• _What you should do_
Copy each line of the records that contains the word "BILL".

• • • •

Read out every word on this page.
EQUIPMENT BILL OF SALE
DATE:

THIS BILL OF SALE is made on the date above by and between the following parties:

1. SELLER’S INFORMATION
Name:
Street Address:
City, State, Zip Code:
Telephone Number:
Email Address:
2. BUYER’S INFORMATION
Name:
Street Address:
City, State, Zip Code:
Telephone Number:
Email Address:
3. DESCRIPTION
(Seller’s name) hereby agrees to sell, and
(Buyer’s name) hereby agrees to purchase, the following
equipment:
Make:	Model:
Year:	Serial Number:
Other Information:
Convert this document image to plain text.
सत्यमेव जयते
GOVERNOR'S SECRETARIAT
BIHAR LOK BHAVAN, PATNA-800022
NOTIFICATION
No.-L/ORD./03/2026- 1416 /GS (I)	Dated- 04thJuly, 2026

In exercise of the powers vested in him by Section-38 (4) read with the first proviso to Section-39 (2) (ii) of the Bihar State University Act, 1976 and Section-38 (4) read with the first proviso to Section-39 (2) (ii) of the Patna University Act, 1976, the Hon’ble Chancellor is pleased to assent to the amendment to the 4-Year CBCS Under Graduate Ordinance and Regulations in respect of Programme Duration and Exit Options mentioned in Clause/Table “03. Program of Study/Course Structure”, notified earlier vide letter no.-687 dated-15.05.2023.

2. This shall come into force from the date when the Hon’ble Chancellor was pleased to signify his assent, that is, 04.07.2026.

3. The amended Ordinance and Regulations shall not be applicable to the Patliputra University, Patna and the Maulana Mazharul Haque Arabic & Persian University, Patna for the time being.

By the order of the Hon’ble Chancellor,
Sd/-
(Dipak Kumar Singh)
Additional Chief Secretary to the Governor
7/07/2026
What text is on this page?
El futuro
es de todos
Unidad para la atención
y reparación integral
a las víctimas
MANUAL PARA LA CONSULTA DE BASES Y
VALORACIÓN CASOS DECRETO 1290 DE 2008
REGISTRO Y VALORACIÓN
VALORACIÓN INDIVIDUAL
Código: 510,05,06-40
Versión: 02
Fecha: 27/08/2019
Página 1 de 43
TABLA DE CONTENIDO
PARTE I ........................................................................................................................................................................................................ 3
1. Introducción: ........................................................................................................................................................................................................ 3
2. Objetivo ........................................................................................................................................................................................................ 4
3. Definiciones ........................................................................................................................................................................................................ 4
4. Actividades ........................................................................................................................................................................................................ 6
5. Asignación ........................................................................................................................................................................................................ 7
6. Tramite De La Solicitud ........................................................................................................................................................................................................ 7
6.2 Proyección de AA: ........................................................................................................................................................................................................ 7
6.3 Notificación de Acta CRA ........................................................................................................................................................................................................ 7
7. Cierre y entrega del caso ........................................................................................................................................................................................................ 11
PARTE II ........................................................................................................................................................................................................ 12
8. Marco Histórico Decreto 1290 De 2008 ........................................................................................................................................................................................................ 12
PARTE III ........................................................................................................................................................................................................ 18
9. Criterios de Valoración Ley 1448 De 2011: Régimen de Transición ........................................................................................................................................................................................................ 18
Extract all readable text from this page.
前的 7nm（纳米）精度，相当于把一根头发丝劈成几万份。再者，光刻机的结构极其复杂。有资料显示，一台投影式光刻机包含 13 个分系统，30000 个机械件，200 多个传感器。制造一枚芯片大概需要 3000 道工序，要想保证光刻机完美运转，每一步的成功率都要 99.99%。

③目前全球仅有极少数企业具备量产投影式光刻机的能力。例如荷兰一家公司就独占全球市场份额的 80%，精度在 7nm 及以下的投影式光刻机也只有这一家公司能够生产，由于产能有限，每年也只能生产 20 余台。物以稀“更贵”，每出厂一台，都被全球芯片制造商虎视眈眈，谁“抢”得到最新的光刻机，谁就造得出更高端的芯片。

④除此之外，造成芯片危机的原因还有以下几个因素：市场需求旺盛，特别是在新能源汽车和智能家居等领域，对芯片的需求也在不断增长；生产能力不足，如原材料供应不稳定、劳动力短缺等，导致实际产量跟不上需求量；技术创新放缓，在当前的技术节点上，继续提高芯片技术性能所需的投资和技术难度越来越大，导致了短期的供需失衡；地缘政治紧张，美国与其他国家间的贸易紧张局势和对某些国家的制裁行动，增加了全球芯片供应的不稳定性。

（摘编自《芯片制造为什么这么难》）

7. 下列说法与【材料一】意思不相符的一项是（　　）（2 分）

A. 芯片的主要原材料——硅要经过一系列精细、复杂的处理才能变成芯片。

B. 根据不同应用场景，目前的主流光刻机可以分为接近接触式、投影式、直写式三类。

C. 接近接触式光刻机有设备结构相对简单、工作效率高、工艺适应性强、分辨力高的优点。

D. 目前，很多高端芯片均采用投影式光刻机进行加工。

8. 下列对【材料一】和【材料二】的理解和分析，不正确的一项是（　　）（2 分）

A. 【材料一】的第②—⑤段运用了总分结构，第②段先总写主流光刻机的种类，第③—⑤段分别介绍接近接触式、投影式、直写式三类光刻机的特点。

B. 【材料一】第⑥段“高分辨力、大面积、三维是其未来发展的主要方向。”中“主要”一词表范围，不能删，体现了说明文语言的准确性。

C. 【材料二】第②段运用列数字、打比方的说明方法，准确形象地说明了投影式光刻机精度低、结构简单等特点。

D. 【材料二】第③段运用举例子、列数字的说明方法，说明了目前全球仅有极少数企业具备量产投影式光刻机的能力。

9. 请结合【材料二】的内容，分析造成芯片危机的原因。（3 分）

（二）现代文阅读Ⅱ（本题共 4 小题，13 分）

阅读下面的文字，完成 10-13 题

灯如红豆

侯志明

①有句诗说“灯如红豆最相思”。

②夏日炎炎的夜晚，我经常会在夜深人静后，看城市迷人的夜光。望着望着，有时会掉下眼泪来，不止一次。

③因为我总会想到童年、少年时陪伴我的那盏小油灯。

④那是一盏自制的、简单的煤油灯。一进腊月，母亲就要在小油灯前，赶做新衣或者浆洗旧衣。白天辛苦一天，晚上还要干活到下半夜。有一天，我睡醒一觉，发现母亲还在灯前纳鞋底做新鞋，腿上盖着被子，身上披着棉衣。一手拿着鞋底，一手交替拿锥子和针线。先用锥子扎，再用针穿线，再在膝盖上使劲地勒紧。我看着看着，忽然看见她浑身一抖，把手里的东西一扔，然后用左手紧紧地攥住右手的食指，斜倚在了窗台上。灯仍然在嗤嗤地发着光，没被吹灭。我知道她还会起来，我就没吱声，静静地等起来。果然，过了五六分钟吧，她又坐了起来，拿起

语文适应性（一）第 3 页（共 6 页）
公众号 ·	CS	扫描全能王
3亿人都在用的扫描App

• • • •

• _Reply to the task_
EQUIPMENT BILL OF SALE
THIS BILL OF SALE is made on the date above by and between the following parties:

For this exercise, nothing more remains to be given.